Data excerpts
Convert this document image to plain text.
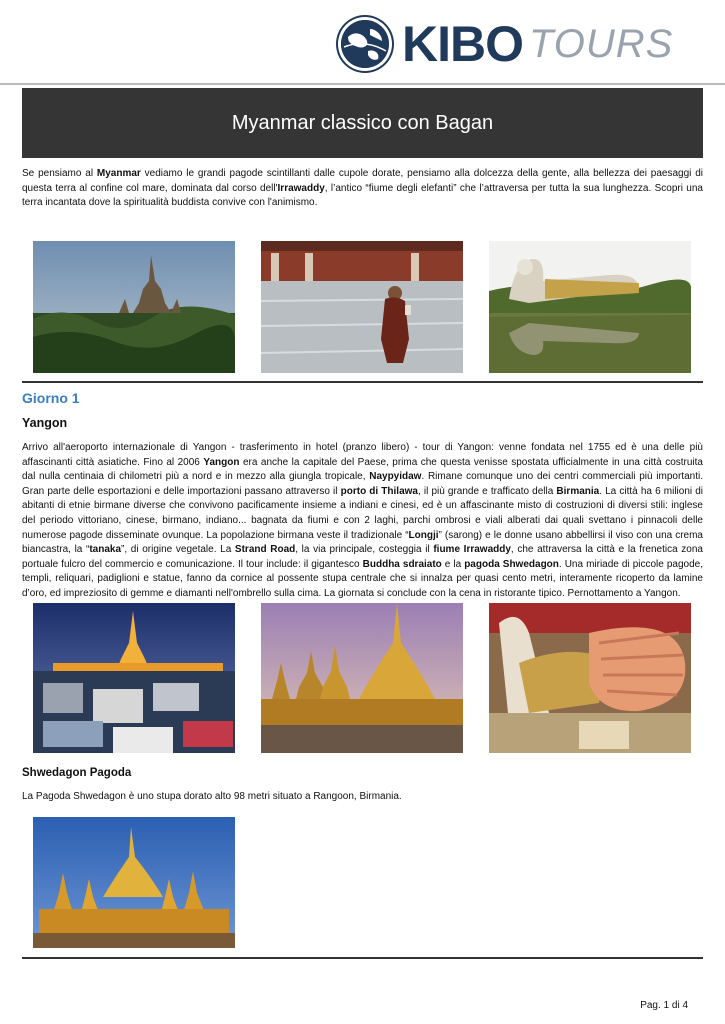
KIBO TOURS
Myanmar classico con Bagan

Se pensiamo al Myanmar vediamo le grandi pagode scintillanti dalle cupole dorate, pensiamo alla dolcezza della gente, alla bellezza dei paesaggi di questa terra al confine col mare, dominata dal corso dell'Irrawaddy, l’antico “fiume degli elefanti” che l’attraversa per tutta la sua lunghezza. Scopri una terra incantata dove la spiritualità buddista convive con l'animismo.

Giorno 1
Yangon

Arrivo all'aeroporto internazionale di Yangon - trasferimento in hotel (pranzo libero) - tour di Yangon: venne fondata nel 1755 ed è una delle più affascinanti città asiatiche. Fino al 2006 Yangon era anche la capitale del Paese, prima che questa venisse spostata ufficialmente in una città costruita dal nulla centinaia di chilometri più a nord e in mezzo alla giungla tropicale, Naypyidaw. Rimane comunque uno dei centri commerciali più importanti. Gran parte delle esportazioni e delle importazioni passano attraverso il porto di Thilawa, il più grande e trafficato della Birmania. La città ha 6 milioni di abitanti di etnie birmane diverse che convivono pacificamente insieme a indiani e cinesi, ed è un affascinante misto di costruzioni di diversi stili: inglese del periodo vittoriano, cinese, birmano, indiano... bagnata da fiumi e con 2 laghi, parchi ombrosi e viali alberati dai quali svettano i pinnacoli delle numerose pagode disseminate ovunque. La popolazione birmana veste il tradizionale “Longji” (sarong) e le donne usano abbellirsi il viso con una crema biancastra, la “tanaka”, di origine vegetale. La Strand Road, la via principale, costeggia il fiume Irrawaddy, che attraversa la città e la frenetica zona portuale fulcro del commercio e comunicazione. Il tour include: il gigantesco Buddha sdraiato e la pagoda Shwedagon. Una miriade di piccole pagode, templi, reliquari, padiglioni e statue, fanno da cornice al possente stupa centrale che si innalza per quasi cento metri, interamente ricoperto da lamine d’oro, ed impreziosito di gemme e diamanti nell'ombrello sulla cima. La giornata si conclude con la cena in ristorante tipico. Pernottamento a Yangon.

Shwedagon Pagoda

La Pagoda Shwedagon è uno stupa dorato alto 98 metri situato a Rangoon, Birmania.

Pag. 1 di 4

> WRITTEN TASK
Every line above should be returned exactly; the pictures stay out.

> WRITTEN RESPONSE
Convert this document image to plain text.
KIBO TOURS
Myanmar classico con Bagan

Se pensiamo al Myanmar vediamo le grandi pagode scintillanti dalle cupole dorate, pensiamo alla dolcezza della gente, alla bellezza dei paesaggi di questa terra al confine col mare, dominata dal corso dell'Irrawaddy, l’antico “fiume degli elefanti” che l’attraversa per tutta la sua lunghezza. Scopri una terra incantata dove la spiritualità buddista convive con l'animismo.

Giorno 1
Yangon

Arrivo all'aeroporto internazionale di Yangon - trasferimento in hotel (pranzo libero) - tour di Yangon: venne fondata nel 1755 ed è una delle più affascinanti città asiatiche. Fino al 2006 Yangon era anche la capitale del Paese, prima che questa venisse spostata ufficialmente in una città costruita dal nulla centinaia di chilometri più a nord e in mezzo alla giungla tropicale, Naypyidaw. Rimane comunque uno dei centri commerciali più importanti. Gran parte delle esportazioni e delle importazioni passano attraverso il porto di Thilawa, il più grande e trafficato della Birmania. La città ha 6 milioni di abitanti di etnie birmane diverse che convivono pacificamente insieme a indiani e cinesi, ed è un affascinante misto di costruzioni di diversi stili: inglese del periodo vittoriano, cinese, birmano, indiano... bagnata da fiumi e con 2 laghi, parchi ombrosi e viali alberati dai quali svettano i pinnacoli delle numerose pagode disseminate ovunque. La popolazione birmana veste il tradizionale “Longji” (sarong) e le donne usano abbellirsi il viso con una crema biancastra, la “tanaka”, di origine vegetale. La Strand Road, la via principale, costeggia il fiume Irrawaddy, che attraversa la città e la frenetica zona portuale fulcro del commercio e comunicazione. Il tour include: il gigantesco Buddha sdraiato e la pagoda Shwedagon. Una miriade di piccole pagode, templi, reliquari, padiglioni e statue, fanno da cornice al possente stupa centrale che si innalza per quasi cento metri, interamente ricoperto da lamine d’oro, ed impreziosito di gemme e diamanti nell'ombrello sulla cima. La giornata si conclude con la cena in ristorante tipico. Pernottamento a Yangon.

Shwedagon Pagoda

La Pagoda Shwedagon è uno stupa dorato alto 98 metri situato a Rangoon, Birmania.

Pag. 1 di 4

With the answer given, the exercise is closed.